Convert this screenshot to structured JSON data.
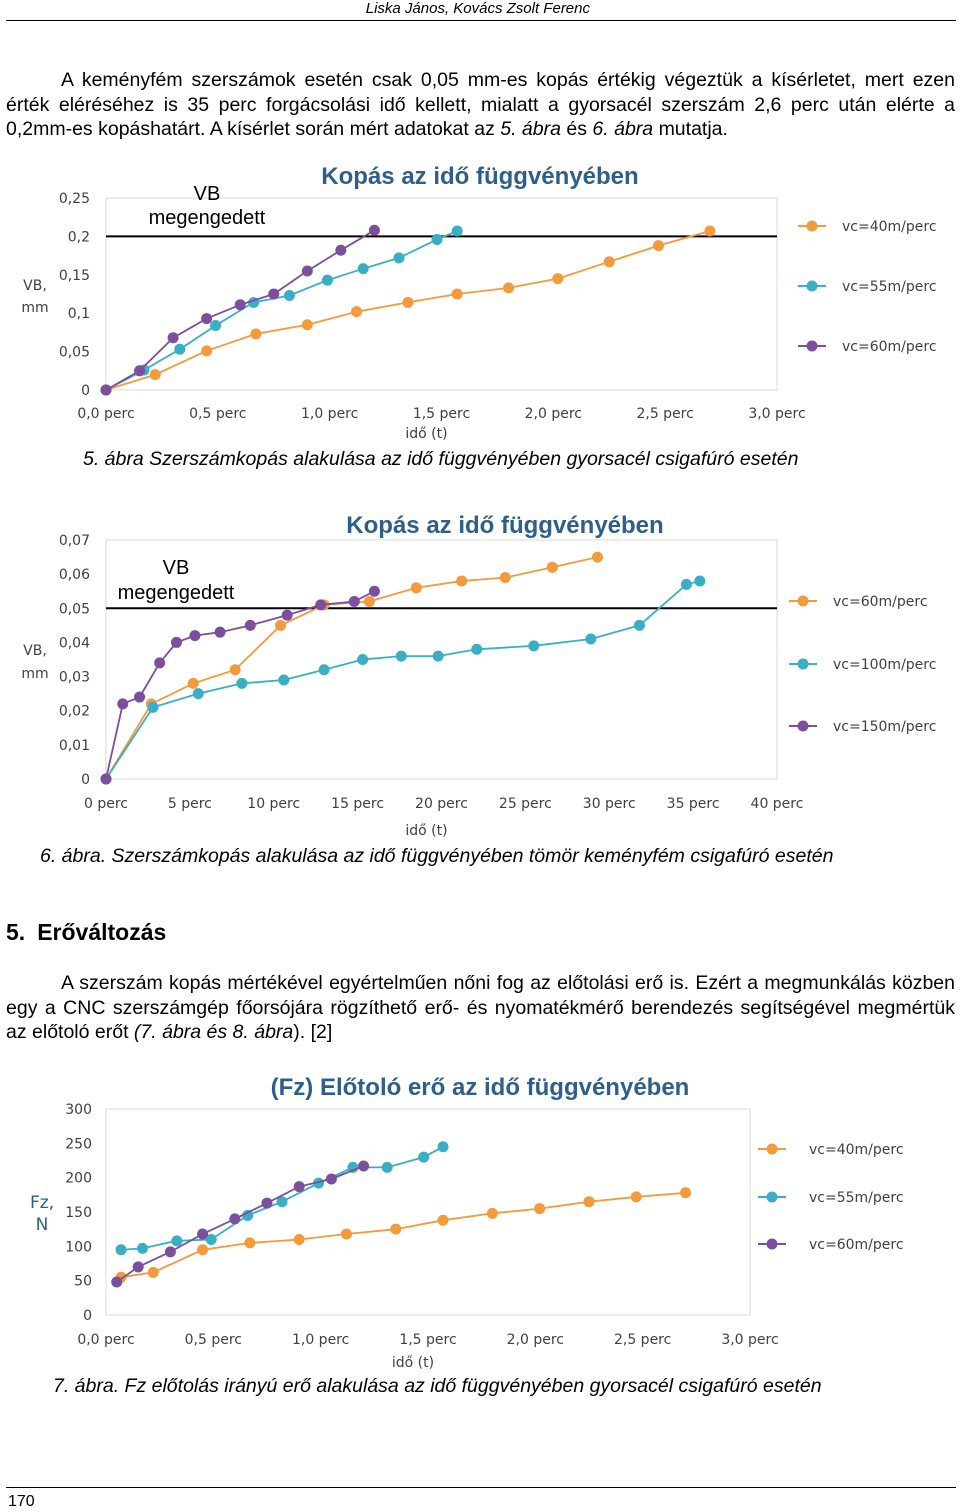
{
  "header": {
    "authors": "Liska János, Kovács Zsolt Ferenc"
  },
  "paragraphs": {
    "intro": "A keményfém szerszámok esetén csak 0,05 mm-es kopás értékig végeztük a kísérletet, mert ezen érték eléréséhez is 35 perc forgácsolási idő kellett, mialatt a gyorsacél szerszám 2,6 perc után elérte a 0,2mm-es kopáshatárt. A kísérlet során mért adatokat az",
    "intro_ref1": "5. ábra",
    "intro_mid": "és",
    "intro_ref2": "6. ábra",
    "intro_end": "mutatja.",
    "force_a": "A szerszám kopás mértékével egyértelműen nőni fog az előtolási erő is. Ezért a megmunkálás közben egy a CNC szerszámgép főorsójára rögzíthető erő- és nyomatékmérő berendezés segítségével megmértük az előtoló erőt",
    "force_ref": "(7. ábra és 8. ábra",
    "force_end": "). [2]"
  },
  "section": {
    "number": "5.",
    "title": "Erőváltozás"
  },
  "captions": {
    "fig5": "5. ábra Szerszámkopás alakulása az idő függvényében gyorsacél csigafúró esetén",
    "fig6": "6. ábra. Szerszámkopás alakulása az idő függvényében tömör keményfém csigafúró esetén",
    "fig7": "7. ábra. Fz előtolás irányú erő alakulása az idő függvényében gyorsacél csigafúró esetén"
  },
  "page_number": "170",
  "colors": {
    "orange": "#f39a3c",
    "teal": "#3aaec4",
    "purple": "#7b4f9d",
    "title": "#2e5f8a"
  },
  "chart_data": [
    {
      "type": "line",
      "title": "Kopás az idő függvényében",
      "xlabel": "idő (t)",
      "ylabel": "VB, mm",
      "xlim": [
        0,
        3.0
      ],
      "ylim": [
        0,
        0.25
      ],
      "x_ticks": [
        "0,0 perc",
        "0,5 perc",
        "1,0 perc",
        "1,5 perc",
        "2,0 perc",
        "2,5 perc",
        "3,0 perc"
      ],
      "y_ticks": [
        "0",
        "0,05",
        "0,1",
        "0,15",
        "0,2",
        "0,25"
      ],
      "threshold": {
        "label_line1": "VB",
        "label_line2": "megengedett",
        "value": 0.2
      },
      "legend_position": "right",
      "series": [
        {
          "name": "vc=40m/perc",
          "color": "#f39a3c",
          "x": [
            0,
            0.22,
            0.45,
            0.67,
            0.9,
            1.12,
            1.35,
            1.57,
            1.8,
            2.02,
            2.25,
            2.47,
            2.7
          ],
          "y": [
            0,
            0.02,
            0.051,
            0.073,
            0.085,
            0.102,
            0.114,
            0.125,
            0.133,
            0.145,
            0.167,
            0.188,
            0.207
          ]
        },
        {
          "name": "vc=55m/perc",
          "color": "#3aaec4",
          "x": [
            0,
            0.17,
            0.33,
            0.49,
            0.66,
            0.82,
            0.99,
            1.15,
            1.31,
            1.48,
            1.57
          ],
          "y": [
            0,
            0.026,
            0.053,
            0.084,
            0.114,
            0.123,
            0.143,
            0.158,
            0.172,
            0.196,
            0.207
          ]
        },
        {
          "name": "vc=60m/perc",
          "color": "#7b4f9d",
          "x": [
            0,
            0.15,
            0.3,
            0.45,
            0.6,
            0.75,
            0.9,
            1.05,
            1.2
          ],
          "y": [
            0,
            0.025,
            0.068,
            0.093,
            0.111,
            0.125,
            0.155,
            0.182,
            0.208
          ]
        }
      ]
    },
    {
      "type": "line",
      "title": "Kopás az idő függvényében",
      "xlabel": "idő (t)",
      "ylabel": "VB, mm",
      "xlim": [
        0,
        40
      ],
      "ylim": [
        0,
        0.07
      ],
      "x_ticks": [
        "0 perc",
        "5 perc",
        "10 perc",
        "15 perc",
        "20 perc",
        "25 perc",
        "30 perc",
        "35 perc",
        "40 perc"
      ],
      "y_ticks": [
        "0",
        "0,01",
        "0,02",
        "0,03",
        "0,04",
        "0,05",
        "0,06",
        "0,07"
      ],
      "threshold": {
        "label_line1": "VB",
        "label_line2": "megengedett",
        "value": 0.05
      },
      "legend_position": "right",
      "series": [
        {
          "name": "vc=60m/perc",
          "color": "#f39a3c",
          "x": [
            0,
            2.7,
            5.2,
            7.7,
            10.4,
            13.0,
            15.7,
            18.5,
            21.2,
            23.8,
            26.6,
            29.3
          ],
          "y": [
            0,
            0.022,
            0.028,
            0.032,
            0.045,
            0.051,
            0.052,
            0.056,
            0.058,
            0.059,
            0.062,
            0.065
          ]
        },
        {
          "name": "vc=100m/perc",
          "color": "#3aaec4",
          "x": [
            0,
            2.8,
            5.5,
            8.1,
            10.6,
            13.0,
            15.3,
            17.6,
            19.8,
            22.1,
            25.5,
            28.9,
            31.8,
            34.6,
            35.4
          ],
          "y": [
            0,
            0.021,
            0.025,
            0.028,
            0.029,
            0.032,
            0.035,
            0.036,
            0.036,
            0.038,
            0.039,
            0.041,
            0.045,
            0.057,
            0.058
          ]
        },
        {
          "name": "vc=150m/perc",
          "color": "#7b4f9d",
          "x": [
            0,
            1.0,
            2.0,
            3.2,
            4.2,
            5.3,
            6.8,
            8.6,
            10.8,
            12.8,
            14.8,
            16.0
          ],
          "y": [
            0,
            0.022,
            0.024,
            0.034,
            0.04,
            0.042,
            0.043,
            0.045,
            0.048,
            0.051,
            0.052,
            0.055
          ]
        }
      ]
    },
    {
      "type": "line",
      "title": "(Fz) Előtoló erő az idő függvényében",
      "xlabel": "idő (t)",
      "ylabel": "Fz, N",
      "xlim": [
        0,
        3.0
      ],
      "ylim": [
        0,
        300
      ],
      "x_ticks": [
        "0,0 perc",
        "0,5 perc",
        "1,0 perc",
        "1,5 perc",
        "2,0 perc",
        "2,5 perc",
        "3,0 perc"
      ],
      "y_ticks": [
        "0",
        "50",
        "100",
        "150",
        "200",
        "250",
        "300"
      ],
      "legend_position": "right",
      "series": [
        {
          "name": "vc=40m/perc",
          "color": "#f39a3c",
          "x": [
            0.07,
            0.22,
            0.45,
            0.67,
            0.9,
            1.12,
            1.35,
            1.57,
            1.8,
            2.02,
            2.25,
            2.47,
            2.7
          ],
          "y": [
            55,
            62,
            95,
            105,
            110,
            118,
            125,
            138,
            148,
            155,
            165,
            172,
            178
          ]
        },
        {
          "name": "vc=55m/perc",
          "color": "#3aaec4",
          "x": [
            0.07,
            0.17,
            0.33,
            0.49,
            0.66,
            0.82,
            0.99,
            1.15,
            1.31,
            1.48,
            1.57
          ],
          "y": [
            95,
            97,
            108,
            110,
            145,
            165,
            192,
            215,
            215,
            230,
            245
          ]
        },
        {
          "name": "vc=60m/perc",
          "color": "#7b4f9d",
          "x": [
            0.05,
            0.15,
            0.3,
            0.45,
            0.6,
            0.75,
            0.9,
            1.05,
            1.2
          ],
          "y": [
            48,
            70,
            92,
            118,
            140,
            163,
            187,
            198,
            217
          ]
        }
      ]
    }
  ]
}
* * * *
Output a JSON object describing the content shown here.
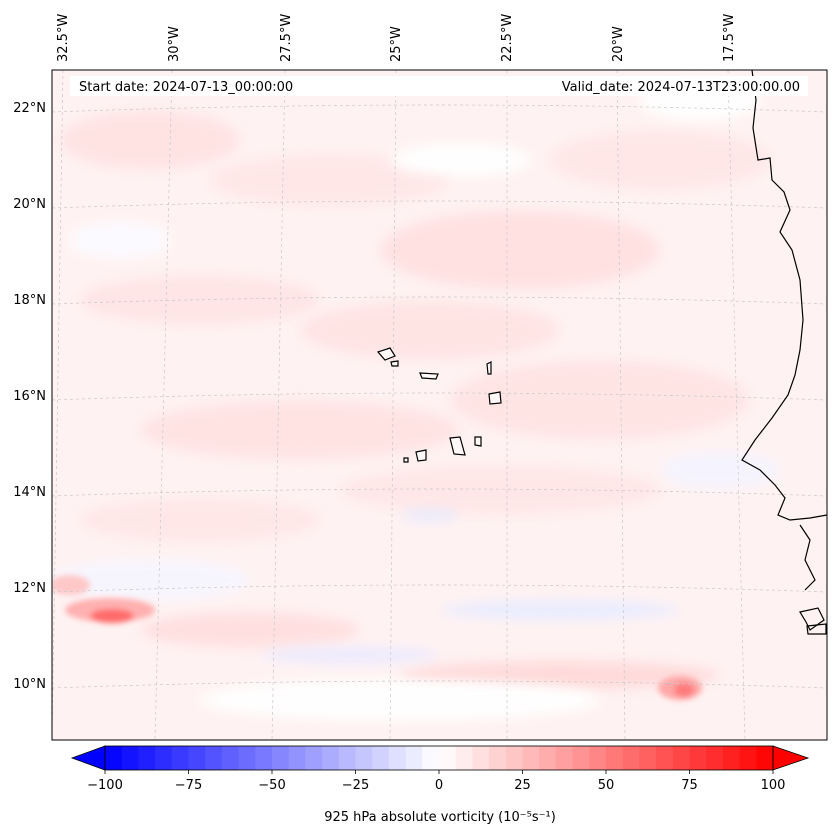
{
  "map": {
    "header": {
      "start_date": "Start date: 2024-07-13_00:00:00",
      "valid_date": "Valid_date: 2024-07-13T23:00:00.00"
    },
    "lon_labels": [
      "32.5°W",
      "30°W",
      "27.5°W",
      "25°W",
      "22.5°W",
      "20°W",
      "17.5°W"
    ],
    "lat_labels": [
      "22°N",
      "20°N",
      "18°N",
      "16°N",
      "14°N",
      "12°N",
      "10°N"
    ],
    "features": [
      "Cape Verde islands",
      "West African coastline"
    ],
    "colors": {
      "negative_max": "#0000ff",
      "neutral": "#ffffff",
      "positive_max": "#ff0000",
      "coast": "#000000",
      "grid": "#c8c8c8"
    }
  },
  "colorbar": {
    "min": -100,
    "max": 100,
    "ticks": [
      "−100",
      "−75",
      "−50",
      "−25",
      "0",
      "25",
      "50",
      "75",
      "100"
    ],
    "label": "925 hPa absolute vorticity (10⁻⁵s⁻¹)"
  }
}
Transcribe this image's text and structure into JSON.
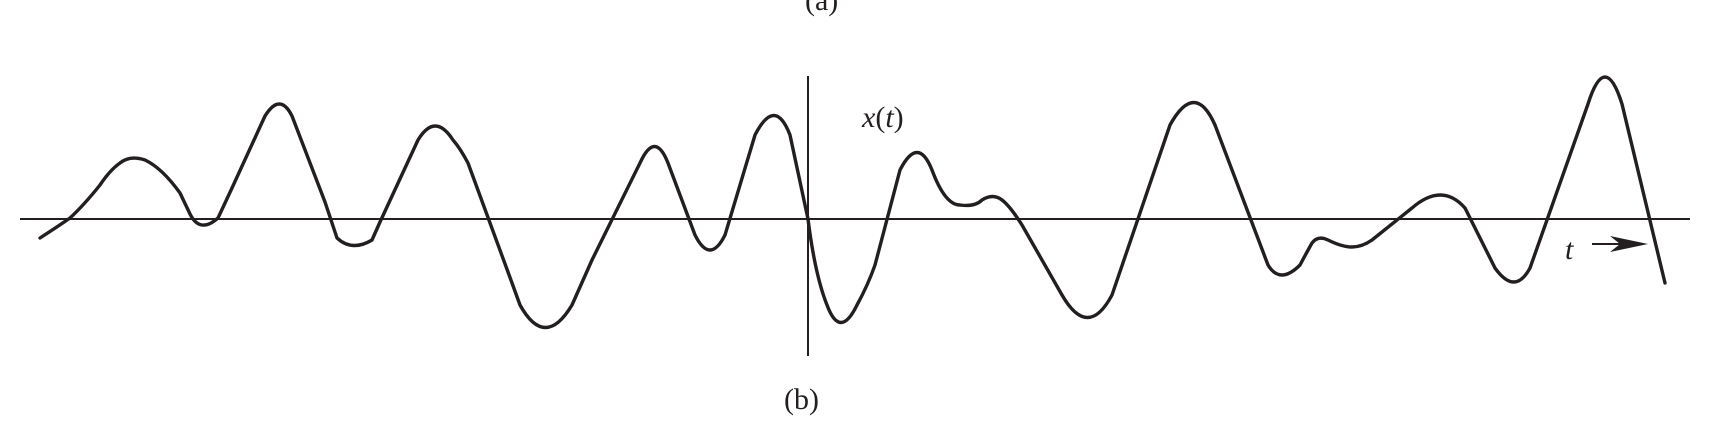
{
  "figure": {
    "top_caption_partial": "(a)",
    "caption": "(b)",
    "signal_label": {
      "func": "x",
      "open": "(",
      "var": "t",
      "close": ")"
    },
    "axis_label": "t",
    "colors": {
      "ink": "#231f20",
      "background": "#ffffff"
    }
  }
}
* * * *
What you should do: Return every line holding the word "csigafúró" from the records.

Solved problem:
    "fig5": "5. ábra Szerszámkopás alakulása az idő függvényében gyorsacél csigafúró esetén",
    "fig6": "6. ábra. Szerszámkopás alakulása az idő függvényében tömör keményfém csigafúró esetén",
    "fig7": "7. ábra. Fz előtolás irányú erő alakulása az idő függvényében gyorsacél csigafúró esetén"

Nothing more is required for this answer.